_Data to process_
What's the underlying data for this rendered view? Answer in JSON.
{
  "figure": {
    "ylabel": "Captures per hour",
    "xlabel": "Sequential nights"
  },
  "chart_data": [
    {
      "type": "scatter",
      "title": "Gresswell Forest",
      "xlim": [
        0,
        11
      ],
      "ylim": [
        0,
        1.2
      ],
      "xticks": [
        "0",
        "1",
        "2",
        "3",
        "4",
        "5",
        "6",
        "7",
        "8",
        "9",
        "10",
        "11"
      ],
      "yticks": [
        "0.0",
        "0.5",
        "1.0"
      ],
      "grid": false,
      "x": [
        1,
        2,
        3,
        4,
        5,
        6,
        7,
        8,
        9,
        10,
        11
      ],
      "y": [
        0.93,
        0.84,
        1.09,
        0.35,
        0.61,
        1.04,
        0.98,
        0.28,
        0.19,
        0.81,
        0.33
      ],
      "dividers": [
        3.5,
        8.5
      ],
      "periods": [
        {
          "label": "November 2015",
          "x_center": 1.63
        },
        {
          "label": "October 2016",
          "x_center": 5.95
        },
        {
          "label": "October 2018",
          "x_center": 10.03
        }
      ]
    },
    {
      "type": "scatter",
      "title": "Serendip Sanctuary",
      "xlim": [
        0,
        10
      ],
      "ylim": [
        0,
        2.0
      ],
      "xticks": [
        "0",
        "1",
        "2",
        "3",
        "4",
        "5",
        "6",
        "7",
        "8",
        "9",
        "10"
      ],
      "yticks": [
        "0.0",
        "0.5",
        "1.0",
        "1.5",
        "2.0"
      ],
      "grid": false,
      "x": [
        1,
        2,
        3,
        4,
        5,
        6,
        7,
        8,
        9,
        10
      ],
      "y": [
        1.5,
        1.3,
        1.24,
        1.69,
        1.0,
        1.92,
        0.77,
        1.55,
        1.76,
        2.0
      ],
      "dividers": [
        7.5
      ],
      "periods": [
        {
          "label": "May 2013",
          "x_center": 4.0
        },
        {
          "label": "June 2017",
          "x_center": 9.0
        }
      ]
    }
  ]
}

_Required work_
Every entry must be quoted exactly as it appears above.

_Full solution_
What's the underlying data for this rendered view? Answer in JSON.
{
  "figure": {
    "ylabel": "Captures per hour",
    "xlabel": "Sequential nights"
  },
  "chart_data": [
    {
      "type": "scatter",
      "title": "Gresswell Forest",
      "xlim": [
        0,
        11
      ],
      "ylim": [
        0,
        1.2
      ],
      "xticks": [
        "0",
        "1",
        "2",
        "3",
        "4",
        "5",
        "6",
        "7",
        "8",
        "9",
        "10",
        "11"
      ],
      "yticks": [
        "0.0",
        "0.5",
        "1.0"
      ],
      "grid": false,
      "x": [
        1,
        2,
        3,
        4,
        5,
        6,
        7,
        8,
        9,
        10,
        11
      ],
      "y": [
        0.93,
        0.84,
        1.09,
        0.35,
        0.61,
        1.04,
        0.98,
        0.28,
        0.19,
        0.81,
        0.33
      ],
      "dividers": [
        3.5,
        8.5
      ],
      "periods": [
        {
          "label": "November 2015",
          "x_center": 1.63
        },
        {
          "label": "October 2016",
          "x_center": 5.95
        },
        {
          "label": "October 2018",
          "x_center": 10.03
        }
      ]
    },
    {
      "type": "scatter",
      "title": "Serendip Sanctuary",
      "xlim": [
        0,
        10
      ],
      "ylim": [
        0,
        2.0
      ],
      "xticks": [
        "0",
        "1",
        "2",
        "3",
        "4",
        "5",
        "6",
        "7",
        "8",
        "9",
        "10"
      ],
      "yticks": [
        "0.0",
        "0.5",
        "1.0",
        "1.5",
        "2.0"
      ],
      "grid": false,
      "x": [
        1,
        2,
        3,
        4,
        5,
        6,
        7,
        8,
        9,
        10
      ],
      "y": [
        1.5,
        1.3,
        1.24,
        1.69,
        1.0,
        1.92,
        0.77,
        1.55,
        1.76,
        2.0
      ],
      "dividers": [
        7.5
      ],
      "periods": [
        {
          "label": "May 2013",
          "x_center": 4.0
        },
        {
          "label": "June 2017",
          "x_center": 9.0
        }
      ]
    }
  ]
}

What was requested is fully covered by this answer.